- **YOUR INSTRUCTIONS**: Copy out the records in full, word for word, without pictures.

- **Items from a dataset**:
_ _ _ _ _

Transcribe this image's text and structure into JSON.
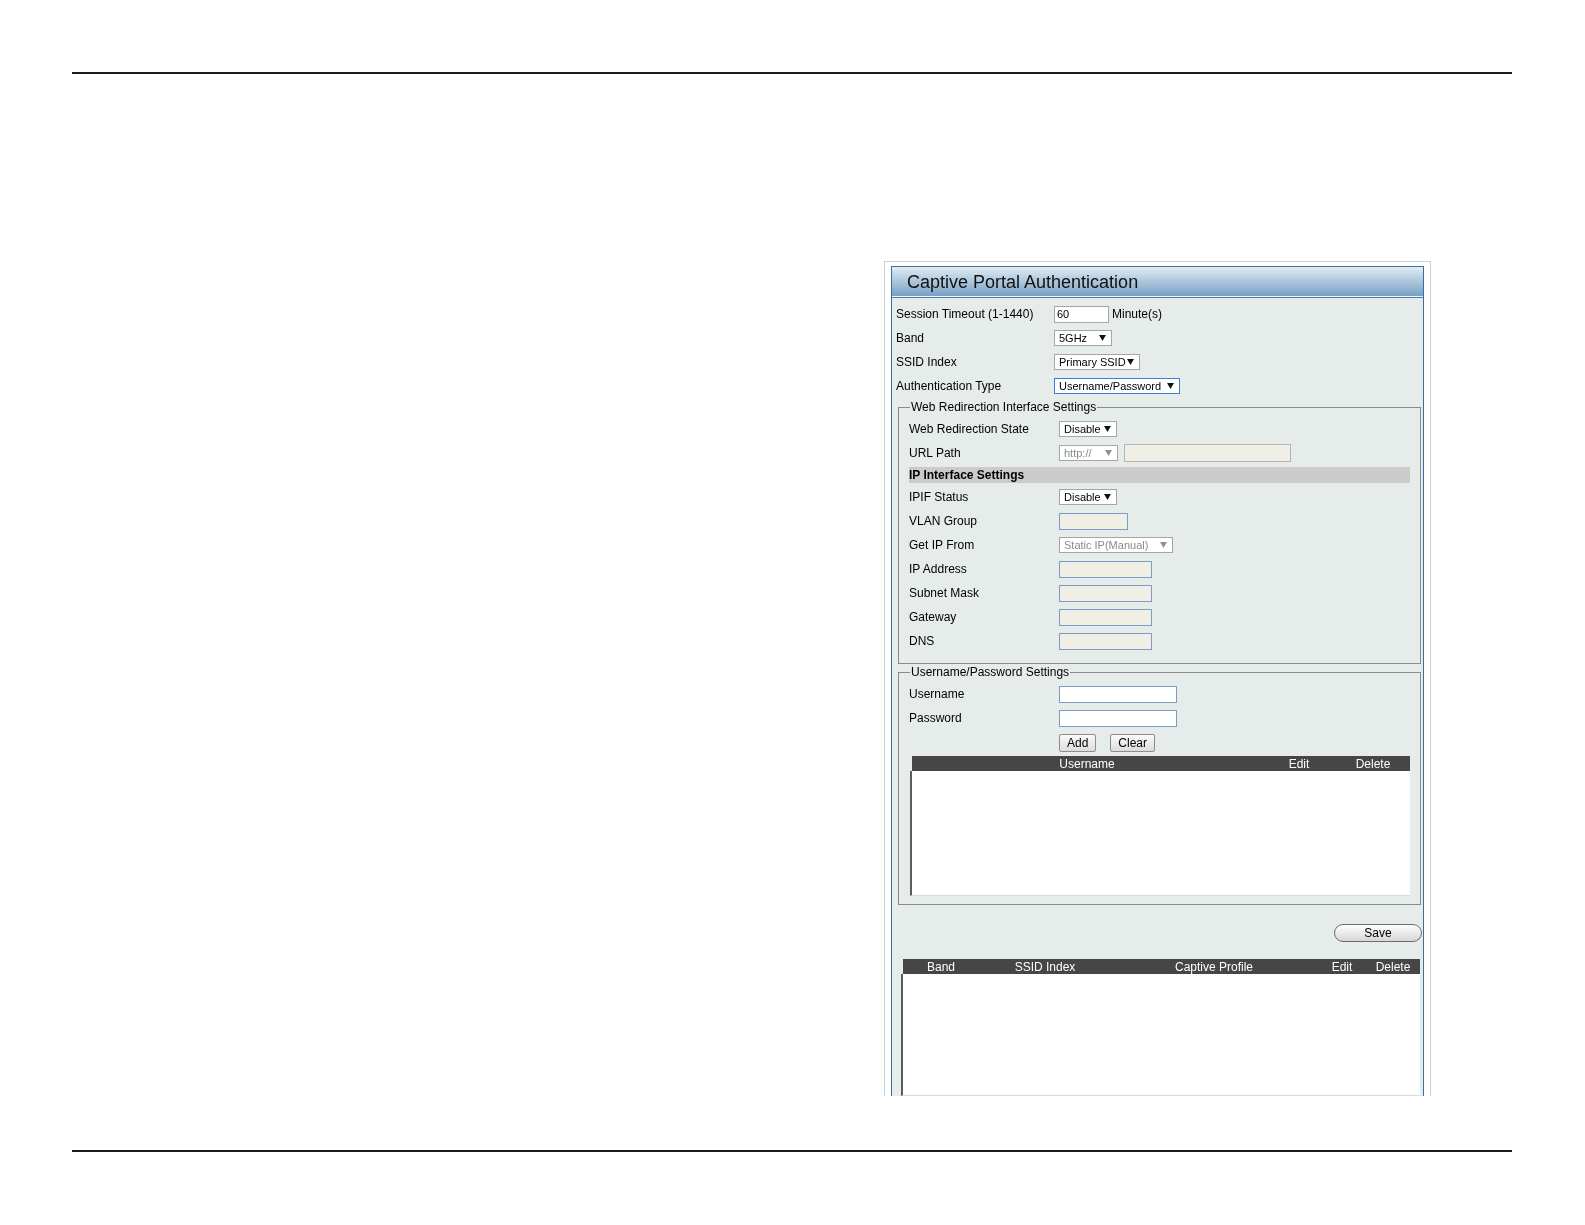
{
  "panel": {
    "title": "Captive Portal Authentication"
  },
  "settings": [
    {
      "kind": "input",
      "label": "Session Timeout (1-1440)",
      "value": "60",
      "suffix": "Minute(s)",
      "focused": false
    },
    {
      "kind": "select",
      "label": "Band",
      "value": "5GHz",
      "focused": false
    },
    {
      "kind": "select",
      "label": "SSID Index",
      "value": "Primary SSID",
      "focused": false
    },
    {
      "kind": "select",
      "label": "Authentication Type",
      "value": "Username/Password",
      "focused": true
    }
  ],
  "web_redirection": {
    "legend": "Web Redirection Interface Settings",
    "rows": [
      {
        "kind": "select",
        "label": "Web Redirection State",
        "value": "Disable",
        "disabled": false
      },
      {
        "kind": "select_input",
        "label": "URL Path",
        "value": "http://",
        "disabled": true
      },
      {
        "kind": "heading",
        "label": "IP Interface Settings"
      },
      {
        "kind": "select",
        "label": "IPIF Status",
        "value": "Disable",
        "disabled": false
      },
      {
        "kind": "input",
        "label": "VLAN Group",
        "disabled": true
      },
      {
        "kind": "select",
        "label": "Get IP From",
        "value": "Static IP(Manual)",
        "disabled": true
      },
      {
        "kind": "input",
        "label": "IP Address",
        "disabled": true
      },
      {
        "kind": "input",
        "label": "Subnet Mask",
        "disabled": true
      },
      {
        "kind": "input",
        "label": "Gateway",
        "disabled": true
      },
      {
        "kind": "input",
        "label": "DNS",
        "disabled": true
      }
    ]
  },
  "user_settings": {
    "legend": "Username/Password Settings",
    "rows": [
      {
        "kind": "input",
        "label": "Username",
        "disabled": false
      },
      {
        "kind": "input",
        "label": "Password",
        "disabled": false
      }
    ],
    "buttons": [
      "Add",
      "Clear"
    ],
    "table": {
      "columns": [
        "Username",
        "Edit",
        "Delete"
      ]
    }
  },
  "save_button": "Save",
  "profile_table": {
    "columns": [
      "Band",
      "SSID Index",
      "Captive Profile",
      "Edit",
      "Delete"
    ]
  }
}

_ _ _ _ _

- **SOLVED EXERCISE**:
Transcribe this image's text and structure into JSON.
{
  "panel": {
    "title": "Captive Portal Authentication"
  },
  "settings": [
    {
      "kind": "input",
      "label": "Session Timeout (1-1440)",
      "value": "60",
      "suffix": "Minute(s)",
      "focused": false
    },
    {
      "kind": "select",
      "label": "Band",
      "value": "5GHz",
      "focused": false
    },
    {
      "kind": "select",
      "label": "SSID Index",
      "value": "Primary SSID",
      "focused": false
    },
    {
      "kind": "select",
      "label": "Authentication Type",
      "value": "Username/Password",
      "focused": true
    }
  ],
  "web_redirection": {
    "legend": "Web Redirection Interface Settings",
    "rows": [
      {
        "kind": "select",
        "label": "Web Redirection State",
        "value": "Disable",
        "disabled": false
      },
      {
        "kind": "select_input",
        "label": "URL Path",
        "value": "http://",
        "disabled": true
      },
      {
        "kind": "heading",
        "label": "IP Interface Settings"
      },
      {
        "kind": "select",
        "label": "IPIF Status",
        "value": "Disable",
        "disabled": false
      },
      {
        "kind": "input",
        "label": "VLAN Group",
        "disabled": true
      },
      {
        "kind": "select",
        "label": "Get IP From",
        "value": "Static IP(Manual)",
        "disabled": true
      },
      {
        "kind": "input",
        "label": "IP Address",
        "disabled": true
      },
      {
        "kind": "input",
        "label": "Subnet Mask",
        "disabled": true
      },
      {
        "kind": "input",
        "label": "Gateway",
        "disabled": true
      },
      {
        "kind": "input",
        "label": "DNS",
        "disabled": true
      }
    ]
  },
  "user_settings": {
    "legend": "Username/Password Settings",
    "rows": [
      {
        "kind": "input",
        "label": "Username",
        "disabled": false
      },
      {
        "kind": "input",
        "label": "Password",
        "disabled": false
      }
    ],
    "buttons": [
      "Add",
      "Clear"
    ],
    "table": {
      "columns": [
        "Username",
        "Edit",
        "Delete"
      ]
    }
  },
  "save_button": "Save",
  "profile_table": {
    "columns": [
      "Band",
      "SSID Index",
      "Captive Profile",
      "Edit",
      "Delete"
    ]
  }
}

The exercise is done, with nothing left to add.